- 文档
────────

PCA(主成分分析)降维原理及其在optdigits以及点云数据集上的python实现

PCA(Principal Components Analysis)原理

*假设我们有m个samples,每个samples有n维特征
*那么可以构造输入矩阵 X,m行n列
*PCA降维的目标就是将原来每个用n维表示的sample用k维表示,k<n
*数学上的推导由于我原来的笔记找不到了这里就先不展开,以后有了自己新的理解再补充
*推荐入门资料:南大周志华西瓜书上对PCA的讲解,书中三页讲清楚了大部分的思想
除此之外,关于PCA的最大方差解释推荐阅读这篇文章主成分分析(Principal components analysis)-最大方差解释

PCA实现步骤

  1. 计算协方差矩阵covX = X.T.dot(X), the shape of covX is (n,n)
  2. 对covX进行特征分解,得到特征值eigenValue和特征向量eigenVector。where the shape of eigenVector is n by feature n
  3. 对eigenValue降序排序,取前k个特征值,并且将他们对应的特征向量从eigenVector中抽取出来,得到selectVec, 大小为n by feature k
  4. 降维后的数据矩阵为X_lowdimension=X.dot(selectVec), 大小为m by feature k
    如果k比较低的情况下(k=2或者k=3),可以将这些数据plot出来看看PCA降维到底发生了什么
    5.用降维后的数据矩阵重构X, X_reconstruct=X_lowdimension.dot(selectVec.T), 大小为(m,n)

PCA核心算法python实现

'''
#meanX(dataX)
#Function: for calculating the mean of input dataX
#input parameter:numpy form "dataX", whose row indicate sample,coloum indicate character
'''
def meanX(dataX):
    return np.mean(dataX,axis=0)#axis=0 indicate calculating mean by coloum



'''
#PCA(XMat, k)
#Function: calculate input Matrix XMat's PCA result using the first k dimension character
#input parameter:
    - XMat: numpy form "XMat", whose row indicate sample,coloum indicate character
    - k: means only reserve the first k egienvalue's egienvector
#return:
    - X_afterPCA: the low dimensional matrix respect to parameter k
    - recon_XMat: reconstruct data, the matrix after shifting the coordinate
'''
def PCA(XMat, k):
    average = meanX(XMat)#calculate the mean of XMat by coloum,the shape of average is (1,n)
    m, n = np.shape(XMat)
    XMat_Centralization = []
    avgs = np.tile(average, (m, 1))#copy m average by row,the shape of avgs is(m,n)
    XMat_Centralization = XMat - avgs#data preprocessing :rawData minus every character's mean, the shape of XMat_Centralization is (m,n)
    #covX = np.cov(XMat_Centralization.T)   #Calculating the covariance matrix,the shape of covX is (n,n)

────────

- 所给信息
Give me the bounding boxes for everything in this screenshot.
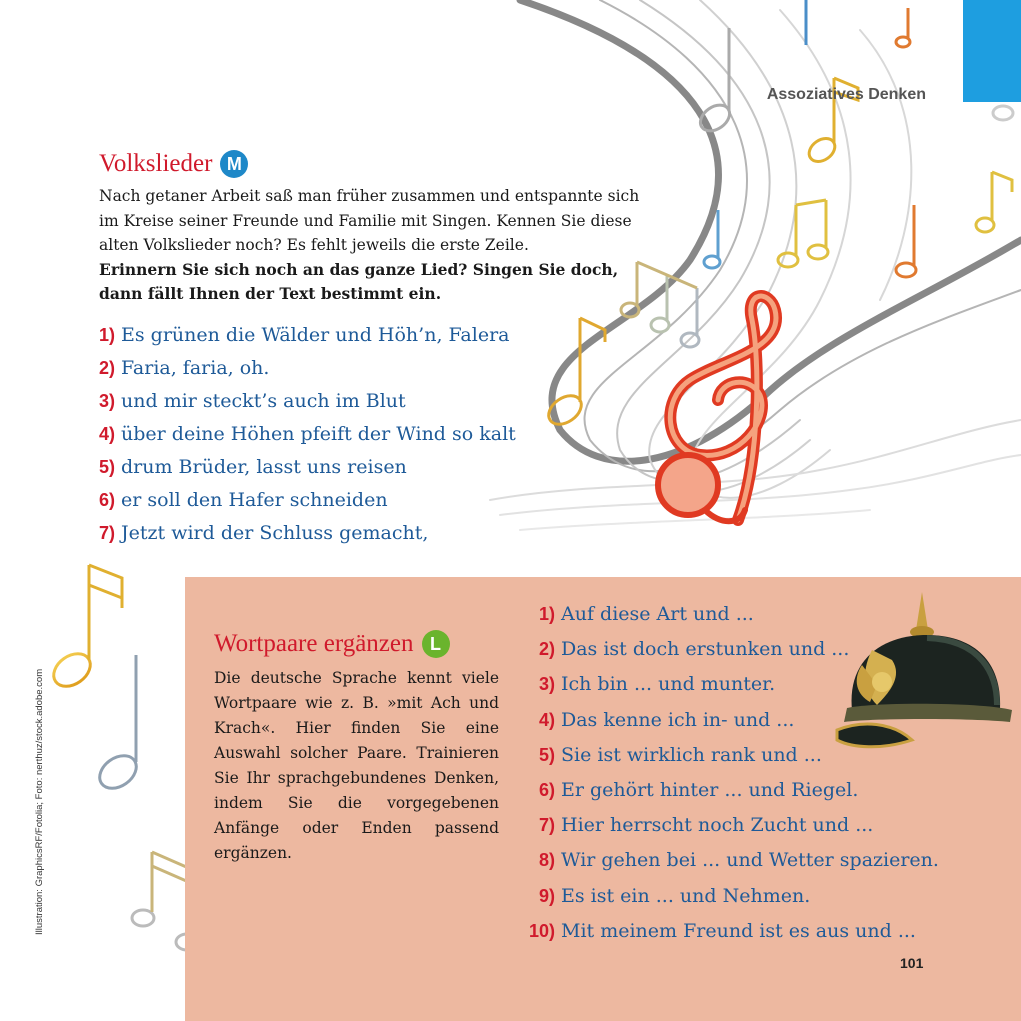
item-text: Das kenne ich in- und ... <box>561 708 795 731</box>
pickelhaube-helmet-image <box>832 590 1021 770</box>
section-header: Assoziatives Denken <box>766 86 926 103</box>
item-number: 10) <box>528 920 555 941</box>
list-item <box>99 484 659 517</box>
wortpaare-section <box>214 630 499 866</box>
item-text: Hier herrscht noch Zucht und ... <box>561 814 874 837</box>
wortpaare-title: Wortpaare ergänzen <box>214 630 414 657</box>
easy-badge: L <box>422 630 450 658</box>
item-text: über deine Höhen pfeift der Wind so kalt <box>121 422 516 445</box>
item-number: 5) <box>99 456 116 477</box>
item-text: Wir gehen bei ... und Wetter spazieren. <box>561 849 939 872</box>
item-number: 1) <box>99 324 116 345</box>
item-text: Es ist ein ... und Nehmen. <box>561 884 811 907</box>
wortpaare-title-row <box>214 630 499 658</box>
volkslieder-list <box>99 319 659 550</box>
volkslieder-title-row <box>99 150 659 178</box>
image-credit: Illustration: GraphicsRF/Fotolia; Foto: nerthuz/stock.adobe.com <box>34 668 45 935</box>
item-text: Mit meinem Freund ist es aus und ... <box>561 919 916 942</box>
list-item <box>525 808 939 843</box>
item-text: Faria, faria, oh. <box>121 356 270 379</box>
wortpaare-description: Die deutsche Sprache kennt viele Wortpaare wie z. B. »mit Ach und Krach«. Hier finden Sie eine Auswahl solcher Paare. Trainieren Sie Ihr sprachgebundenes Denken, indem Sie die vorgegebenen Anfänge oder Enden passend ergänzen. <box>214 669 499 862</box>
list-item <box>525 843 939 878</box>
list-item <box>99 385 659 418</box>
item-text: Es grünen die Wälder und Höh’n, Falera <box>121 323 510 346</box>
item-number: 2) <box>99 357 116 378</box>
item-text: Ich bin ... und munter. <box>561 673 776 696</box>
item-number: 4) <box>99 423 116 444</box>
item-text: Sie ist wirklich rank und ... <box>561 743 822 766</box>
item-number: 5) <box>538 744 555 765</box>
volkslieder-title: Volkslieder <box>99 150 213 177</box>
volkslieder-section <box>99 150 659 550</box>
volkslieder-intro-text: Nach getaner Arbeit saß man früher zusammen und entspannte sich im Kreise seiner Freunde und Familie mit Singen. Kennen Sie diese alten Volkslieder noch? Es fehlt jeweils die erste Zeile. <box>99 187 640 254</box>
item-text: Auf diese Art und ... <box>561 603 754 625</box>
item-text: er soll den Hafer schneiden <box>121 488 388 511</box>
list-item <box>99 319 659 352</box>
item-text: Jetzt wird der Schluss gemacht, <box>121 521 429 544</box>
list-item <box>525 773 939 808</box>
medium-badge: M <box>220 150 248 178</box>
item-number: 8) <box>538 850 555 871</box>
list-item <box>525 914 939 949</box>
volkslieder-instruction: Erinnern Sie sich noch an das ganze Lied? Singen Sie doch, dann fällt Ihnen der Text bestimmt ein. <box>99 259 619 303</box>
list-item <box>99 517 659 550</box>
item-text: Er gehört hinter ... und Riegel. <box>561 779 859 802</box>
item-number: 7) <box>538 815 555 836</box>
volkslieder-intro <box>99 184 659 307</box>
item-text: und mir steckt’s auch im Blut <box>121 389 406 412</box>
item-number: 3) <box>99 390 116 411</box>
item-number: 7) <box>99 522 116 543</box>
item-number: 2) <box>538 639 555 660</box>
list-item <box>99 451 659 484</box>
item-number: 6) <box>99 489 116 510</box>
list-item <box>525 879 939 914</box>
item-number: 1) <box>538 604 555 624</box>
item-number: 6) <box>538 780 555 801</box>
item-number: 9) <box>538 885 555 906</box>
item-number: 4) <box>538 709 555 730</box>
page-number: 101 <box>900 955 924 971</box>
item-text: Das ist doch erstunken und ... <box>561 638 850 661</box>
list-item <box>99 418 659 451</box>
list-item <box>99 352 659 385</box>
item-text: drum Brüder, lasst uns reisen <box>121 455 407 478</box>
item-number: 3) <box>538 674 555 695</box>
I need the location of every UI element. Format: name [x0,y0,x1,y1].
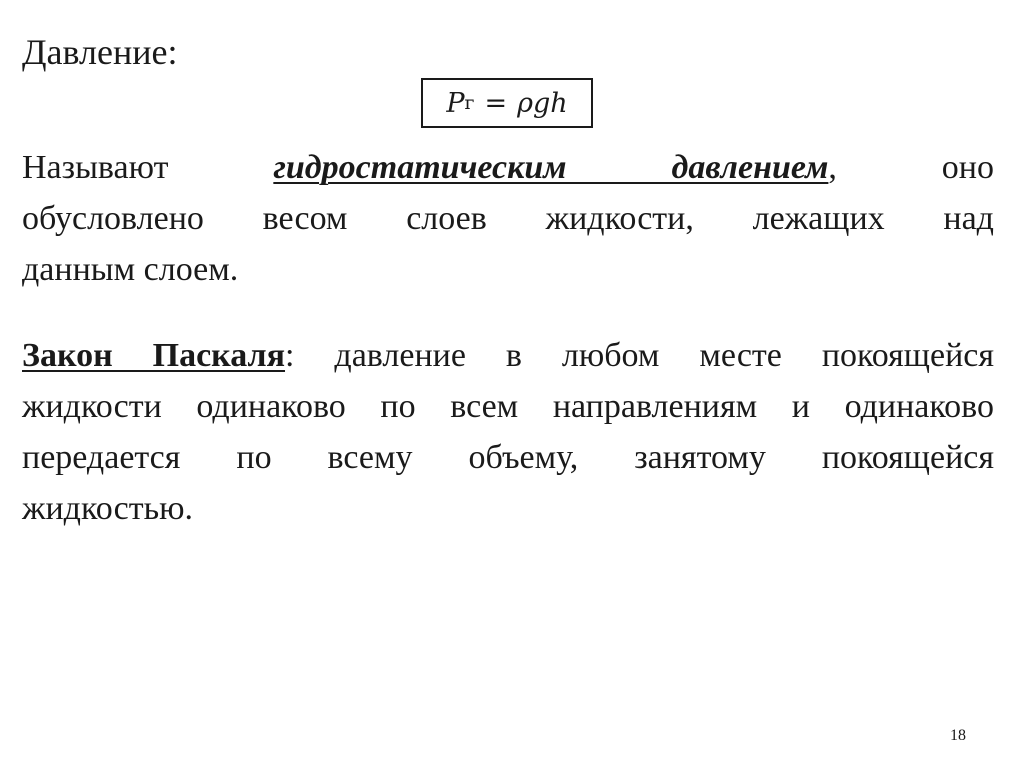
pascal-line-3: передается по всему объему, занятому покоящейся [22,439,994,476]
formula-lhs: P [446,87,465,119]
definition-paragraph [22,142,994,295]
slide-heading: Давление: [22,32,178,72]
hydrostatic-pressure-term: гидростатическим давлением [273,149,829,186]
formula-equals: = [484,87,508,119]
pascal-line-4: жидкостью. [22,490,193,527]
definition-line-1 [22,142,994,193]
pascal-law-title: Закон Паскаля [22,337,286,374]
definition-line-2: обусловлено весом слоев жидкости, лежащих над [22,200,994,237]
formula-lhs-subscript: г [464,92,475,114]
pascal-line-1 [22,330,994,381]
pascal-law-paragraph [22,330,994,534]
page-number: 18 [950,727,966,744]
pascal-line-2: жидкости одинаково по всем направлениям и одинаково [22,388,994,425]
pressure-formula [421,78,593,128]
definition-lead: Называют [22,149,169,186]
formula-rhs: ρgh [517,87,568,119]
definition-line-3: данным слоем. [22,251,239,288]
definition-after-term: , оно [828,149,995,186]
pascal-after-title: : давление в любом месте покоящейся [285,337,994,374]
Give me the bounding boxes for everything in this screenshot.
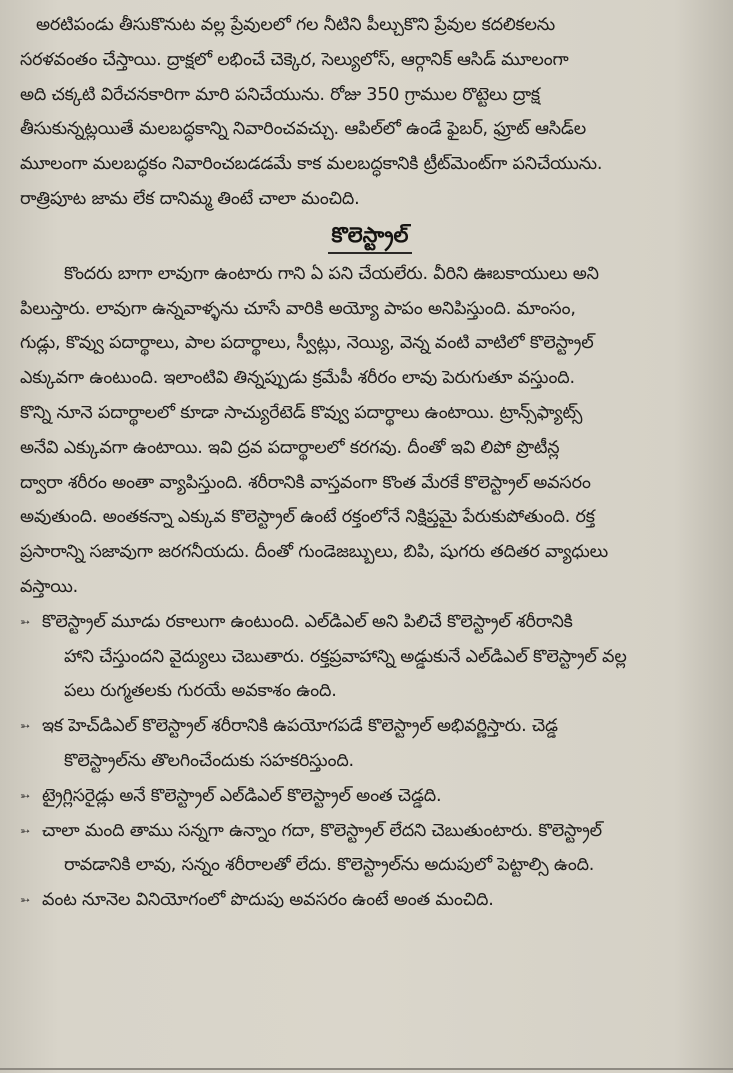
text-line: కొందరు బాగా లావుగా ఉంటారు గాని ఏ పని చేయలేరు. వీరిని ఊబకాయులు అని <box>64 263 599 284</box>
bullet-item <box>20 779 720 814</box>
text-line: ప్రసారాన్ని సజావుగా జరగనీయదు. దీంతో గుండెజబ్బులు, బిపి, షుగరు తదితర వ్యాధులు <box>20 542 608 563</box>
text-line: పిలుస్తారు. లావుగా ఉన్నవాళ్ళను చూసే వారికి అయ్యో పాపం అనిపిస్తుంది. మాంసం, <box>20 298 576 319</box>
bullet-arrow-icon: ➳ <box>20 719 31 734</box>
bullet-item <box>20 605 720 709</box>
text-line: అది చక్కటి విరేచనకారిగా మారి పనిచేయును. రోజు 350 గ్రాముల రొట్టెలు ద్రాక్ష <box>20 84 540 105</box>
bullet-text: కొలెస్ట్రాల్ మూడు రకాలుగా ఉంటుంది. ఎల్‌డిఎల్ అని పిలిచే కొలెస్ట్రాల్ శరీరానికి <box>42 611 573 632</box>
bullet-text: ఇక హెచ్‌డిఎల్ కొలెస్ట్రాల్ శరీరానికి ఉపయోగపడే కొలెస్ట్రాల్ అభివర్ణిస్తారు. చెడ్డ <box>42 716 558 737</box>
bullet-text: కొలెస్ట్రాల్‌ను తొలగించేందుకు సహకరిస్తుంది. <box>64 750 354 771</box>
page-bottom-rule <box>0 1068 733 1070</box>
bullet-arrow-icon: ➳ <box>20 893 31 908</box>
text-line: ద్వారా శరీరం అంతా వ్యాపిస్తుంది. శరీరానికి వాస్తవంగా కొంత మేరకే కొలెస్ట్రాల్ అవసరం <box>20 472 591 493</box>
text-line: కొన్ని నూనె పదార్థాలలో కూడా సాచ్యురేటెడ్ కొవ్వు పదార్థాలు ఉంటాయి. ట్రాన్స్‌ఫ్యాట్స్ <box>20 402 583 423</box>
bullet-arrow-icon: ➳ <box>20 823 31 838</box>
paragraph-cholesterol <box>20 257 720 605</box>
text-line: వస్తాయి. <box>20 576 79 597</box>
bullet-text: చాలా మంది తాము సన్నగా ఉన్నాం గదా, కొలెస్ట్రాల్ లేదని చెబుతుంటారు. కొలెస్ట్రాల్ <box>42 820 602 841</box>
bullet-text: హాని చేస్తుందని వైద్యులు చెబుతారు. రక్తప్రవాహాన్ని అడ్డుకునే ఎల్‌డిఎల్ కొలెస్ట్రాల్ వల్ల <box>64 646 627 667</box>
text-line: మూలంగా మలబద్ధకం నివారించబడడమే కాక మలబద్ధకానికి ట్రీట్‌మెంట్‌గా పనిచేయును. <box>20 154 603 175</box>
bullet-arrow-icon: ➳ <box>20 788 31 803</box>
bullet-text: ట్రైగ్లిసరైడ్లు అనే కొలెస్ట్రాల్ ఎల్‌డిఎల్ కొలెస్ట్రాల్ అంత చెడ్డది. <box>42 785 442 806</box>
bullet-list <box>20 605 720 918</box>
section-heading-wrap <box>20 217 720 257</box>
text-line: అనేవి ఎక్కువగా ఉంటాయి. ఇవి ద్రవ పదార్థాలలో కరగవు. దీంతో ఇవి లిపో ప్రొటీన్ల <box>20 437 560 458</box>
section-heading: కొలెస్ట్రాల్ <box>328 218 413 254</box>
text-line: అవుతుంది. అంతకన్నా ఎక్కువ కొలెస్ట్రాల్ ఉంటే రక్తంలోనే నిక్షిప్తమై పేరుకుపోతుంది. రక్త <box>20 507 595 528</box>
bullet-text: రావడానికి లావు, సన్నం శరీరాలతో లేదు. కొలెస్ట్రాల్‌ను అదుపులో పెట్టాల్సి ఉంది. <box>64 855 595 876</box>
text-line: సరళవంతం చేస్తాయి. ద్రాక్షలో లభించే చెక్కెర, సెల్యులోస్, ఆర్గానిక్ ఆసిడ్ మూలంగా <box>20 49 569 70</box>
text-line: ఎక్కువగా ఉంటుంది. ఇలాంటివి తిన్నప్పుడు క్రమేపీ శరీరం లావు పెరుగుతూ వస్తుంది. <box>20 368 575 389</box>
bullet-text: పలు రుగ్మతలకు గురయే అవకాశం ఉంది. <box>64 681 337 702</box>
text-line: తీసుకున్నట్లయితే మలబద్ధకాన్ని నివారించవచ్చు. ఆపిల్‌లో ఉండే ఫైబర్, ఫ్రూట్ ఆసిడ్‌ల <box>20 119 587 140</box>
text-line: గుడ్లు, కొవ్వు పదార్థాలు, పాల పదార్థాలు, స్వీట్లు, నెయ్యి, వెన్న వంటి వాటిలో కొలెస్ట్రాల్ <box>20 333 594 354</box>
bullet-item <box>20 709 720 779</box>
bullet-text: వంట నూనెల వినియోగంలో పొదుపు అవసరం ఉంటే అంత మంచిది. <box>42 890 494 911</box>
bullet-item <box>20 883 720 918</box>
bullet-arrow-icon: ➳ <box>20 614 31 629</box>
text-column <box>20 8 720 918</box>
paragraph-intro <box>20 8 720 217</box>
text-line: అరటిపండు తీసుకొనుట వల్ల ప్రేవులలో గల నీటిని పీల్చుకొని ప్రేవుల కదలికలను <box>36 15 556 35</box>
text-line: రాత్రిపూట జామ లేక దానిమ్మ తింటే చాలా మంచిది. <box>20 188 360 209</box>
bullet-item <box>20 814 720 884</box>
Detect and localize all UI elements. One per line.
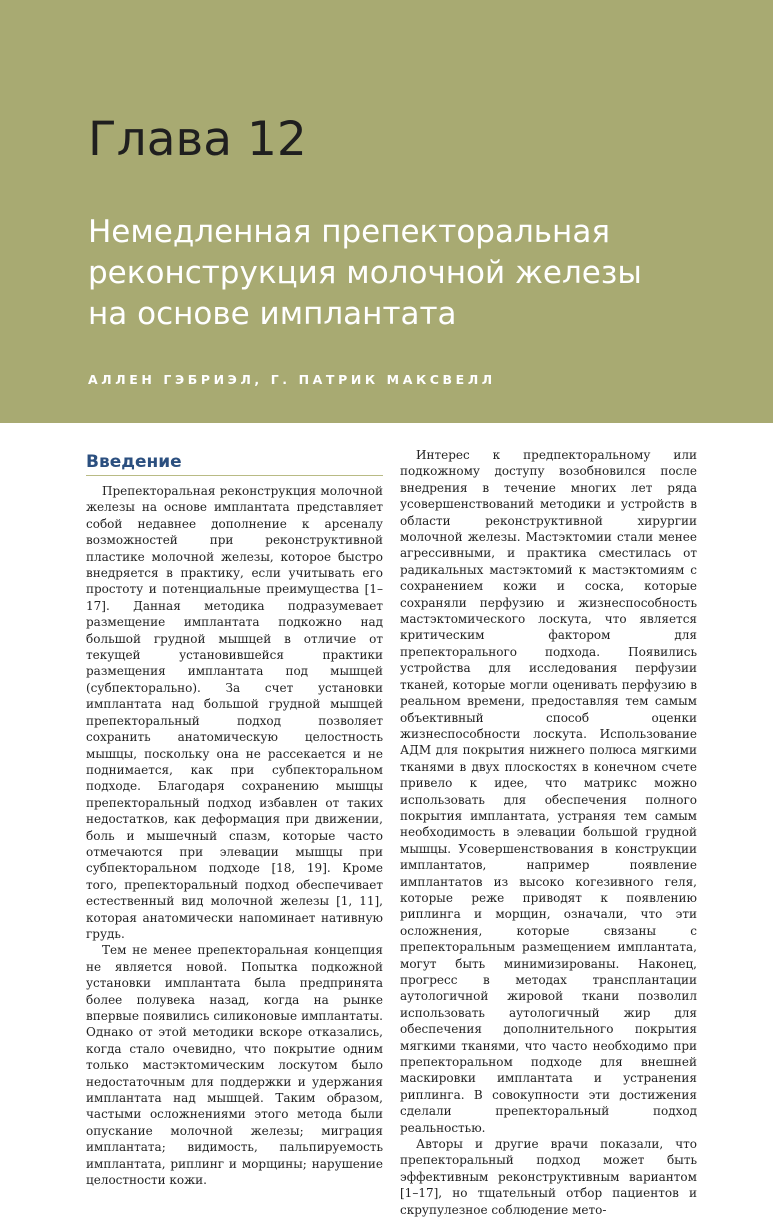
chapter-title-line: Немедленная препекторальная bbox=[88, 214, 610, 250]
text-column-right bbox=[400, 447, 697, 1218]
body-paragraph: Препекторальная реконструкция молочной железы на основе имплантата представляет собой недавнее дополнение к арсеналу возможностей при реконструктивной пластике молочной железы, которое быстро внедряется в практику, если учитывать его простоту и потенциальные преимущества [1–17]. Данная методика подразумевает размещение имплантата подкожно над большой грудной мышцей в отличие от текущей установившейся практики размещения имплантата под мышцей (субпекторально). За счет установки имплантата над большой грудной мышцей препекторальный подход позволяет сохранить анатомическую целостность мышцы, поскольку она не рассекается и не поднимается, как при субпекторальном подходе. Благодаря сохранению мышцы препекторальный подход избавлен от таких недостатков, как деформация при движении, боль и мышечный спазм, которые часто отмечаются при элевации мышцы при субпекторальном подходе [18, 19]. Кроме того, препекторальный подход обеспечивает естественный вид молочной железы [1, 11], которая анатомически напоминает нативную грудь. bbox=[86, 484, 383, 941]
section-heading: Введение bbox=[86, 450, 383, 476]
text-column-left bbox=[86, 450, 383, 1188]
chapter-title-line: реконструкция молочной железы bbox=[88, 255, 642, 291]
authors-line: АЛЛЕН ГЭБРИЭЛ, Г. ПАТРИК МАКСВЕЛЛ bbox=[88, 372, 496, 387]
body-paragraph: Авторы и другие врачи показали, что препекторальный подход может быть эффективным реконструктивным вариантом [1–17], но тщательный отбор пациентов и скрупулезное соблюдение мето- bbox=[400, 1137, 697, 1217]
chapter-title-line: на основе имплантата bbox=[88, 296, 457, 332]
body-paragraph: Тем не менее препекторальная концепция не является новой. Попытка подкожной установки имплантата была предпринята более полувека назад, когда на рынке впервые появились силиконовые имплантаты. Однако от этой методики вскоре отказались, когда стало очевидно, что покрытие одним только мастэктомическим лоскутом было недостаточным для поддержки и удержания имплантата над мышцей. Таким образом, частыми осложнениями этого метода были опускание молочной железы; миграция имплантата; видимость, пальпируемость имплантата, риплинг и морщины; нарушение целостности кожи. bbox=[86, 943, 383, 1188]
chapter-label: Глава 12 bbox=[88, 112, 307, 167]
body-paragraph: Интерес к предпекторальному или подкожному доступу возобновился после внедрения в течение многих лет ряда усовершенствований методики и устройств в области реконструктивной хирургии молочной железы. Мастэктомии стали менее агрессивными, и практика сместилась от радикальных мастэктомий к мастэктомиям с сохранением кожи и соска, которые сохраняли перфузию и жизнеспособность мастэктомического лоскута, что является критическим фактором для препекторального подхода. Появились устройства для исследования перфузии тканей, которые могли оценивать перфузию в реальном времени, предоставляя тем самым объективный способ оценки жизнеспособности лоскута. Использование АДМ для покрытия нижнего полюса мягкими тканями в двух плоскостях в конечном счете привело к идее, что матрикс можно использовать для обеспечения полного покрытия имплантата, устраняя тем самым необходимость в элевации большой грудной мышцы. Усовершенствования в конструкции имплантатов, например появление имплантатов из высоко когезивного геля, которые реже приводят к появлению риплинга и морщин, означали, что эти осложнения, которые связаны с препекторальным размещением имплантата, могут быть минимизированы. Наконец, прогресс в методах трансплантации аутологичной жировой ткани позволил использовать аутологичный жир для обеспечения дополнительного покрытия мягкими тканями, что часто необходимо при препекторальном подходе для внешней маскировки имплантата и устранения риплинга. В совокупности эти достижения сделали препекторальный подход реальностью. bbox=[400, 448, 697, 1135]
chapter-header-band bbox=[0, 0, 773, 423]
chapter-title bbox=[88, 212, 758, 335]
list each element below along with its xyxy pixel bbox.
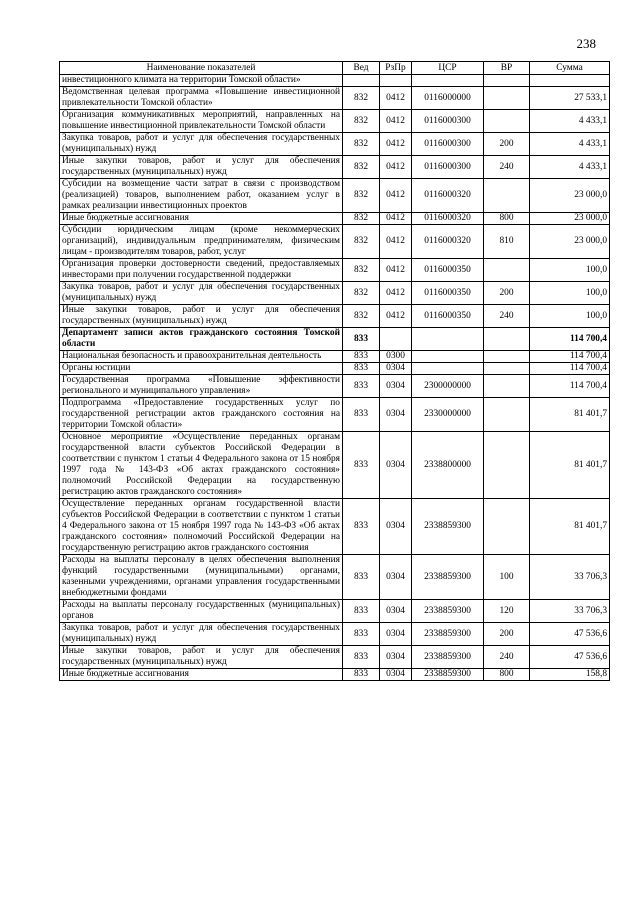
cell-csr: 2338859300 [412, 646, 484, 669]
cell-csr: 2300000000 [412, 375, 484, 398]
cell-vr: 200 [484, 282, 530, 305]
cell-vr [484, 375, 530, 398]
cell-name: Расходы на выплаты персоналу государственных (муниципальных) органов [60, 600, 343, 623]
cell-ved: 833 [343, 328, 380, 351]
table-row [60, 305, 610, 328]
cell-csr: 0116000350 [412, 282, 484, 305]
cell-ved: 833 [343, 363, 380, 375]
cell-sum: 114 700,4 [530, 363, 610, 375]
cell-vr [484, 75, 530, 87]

────────

- 待解问题
[A] 根据PCA文章回答:
(i) 文中推荐的入门资料是什么?
(ii) 实现步骤第1步算出的协方差矩阵covX大小是多少?
(iii) meanX函数中的axis=0表示什么?
[B] 从PCA文章结尾处接着往下写。
这些条目在此用不上。

- 参考答案
[A]
(i) 南大周志华西瓜书上对PCA的讲解
(ii) (n,n)
(iii) 按列计算均值

[B]
    covX = XMat_Centralization.T.dot(XMat_Centralization)#,if x's shape is (m,n),covx=X.T*X
    eigenVal, eigenVec = np.linalg.eig(covX)  #calculating eigenvalue and egienvector of covariance matrix covX,eigenvalue's shape is (n,1),eigenVec's shape is (n,n)
    index_EigenVal = np.argsort(-eigenVal) #sort eigenVal by descending order
    
    X_afterPCA = []
    if k > n:
        print ("k must lower than feature number")
        return
    else:
        #eigenVec is a coloum vector which means the eigenVec indicates (n by feature n)
        selectVec = np.matrix(eigenVec.T[index_EigenVal[:k]]) #eigenVec.T indicates (feature n by n),slect the first k feature to construct selectVec whose shape is(k,n)
        X_afterPCA = XMat_Centralization * selectVec.T #preforming PCA on XMat_Centralization,we can get X_afterPCA whose shape is (m,k),n features is transformed to k features in each sample
        recon_XMat = (X_afterPCA * selectVec) + average #reconstruct the XMat by  X_afterPCA, recon_XMat's shape is (m,n)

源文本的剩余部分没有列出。